— Begin Data —

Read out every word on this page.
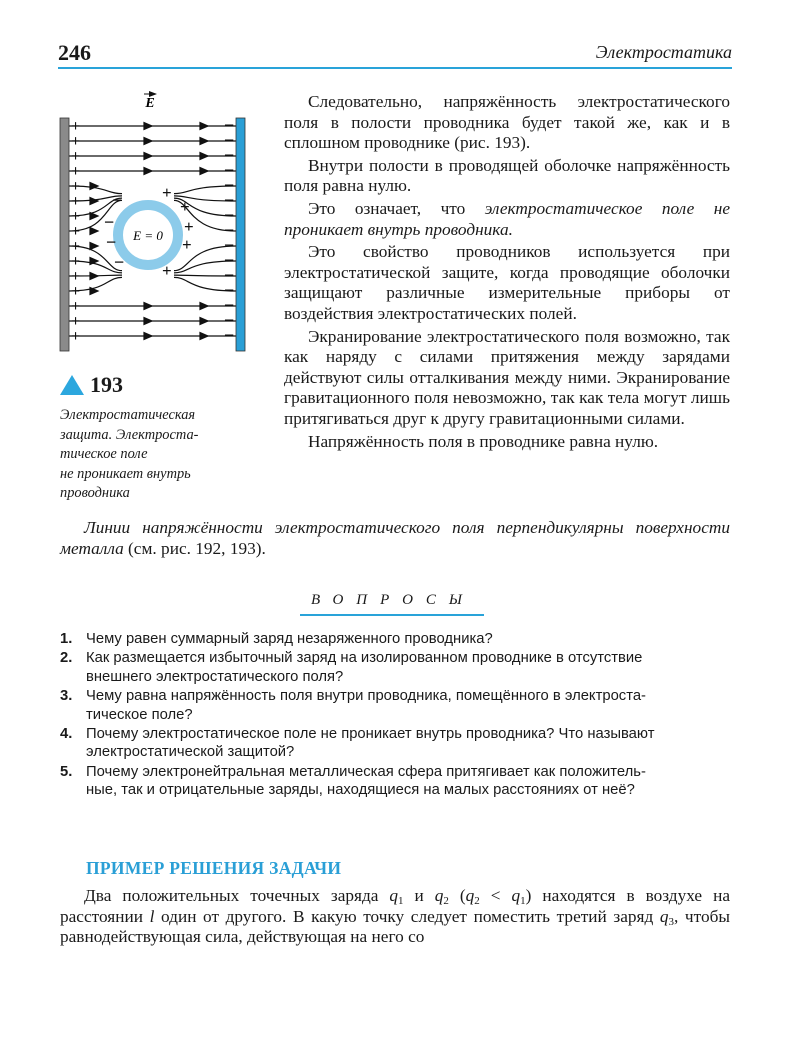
246	Электростатика
+
+
+
+
+
+
+
+
+
+
+
+
+
+
+
−
−
−
−
−
−
−
−
−
−
−
−
−
−
−
−
−
−
−
+
+
+
+
+
E = 0
E
193
Электростатическая
защита. Электроста-
тическое поле
не проникает внутрь
проводника

Следовательно, напряжённость электростатического поля в полости проводника будет такой же, как и в сплошном проводнике (рис. 193).

Внутри полости в проводящей оболочке напряжённость поля равна нулю.

Это означает, что электростатическое поле не проникает внутрь проводника.

Это свойство проводников используется при электростатической защите, когда проводящие оболочки защищают различные измерительные приборы от воздействия электростатических полей.

Экранирование электростатического поля возможно, так как наряду с силами притяжения между зарядами действуют силы отталкивания между ними. Экранирование гравитационного поля невозможно, так как тела могут лишь притягиваться друг к другу гравитационными силами.

Напряжённость поля в проводнике равна нулю.

Линии напряжённости электростатического поля перпендикулярны поверхности металла (см. рис. 192, 193).

ВОПРОСЫ
1. Чему равен суммарный заряд незаряженного проводника?
2. Как размещается избыточный заряд на изолированном проводнике в отсутствие
внешнего электростатического поля?
3. Чему равна напряжённость поля внутри проводника, помещённого в электроста-
тическое поле?
4. Почему электростатическое поле не проникает внутрь проводника? Что называют
электростатической защитой?
5. Почему электронейтральная металлическая сфера притягивает как положитель-
ные, так и отрицательные заряды, находящиеся на малых расстояниях от неё?
ПРИМЕР РЕШЕНИЯ ЗАДАЧИ

Два положительных точечных заряда $q_1$ и $q_2$ $(q_2 < q_1)$ находятся в воздухе на расстоянии l один от другого. В какую точку следует поместить третий заряд $q_3$, чтобы равнодействующая сила, действующая на него со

— End Data —

How many of these lines contain "нулю"? Write only the number.

§ **Result of this exercise**
2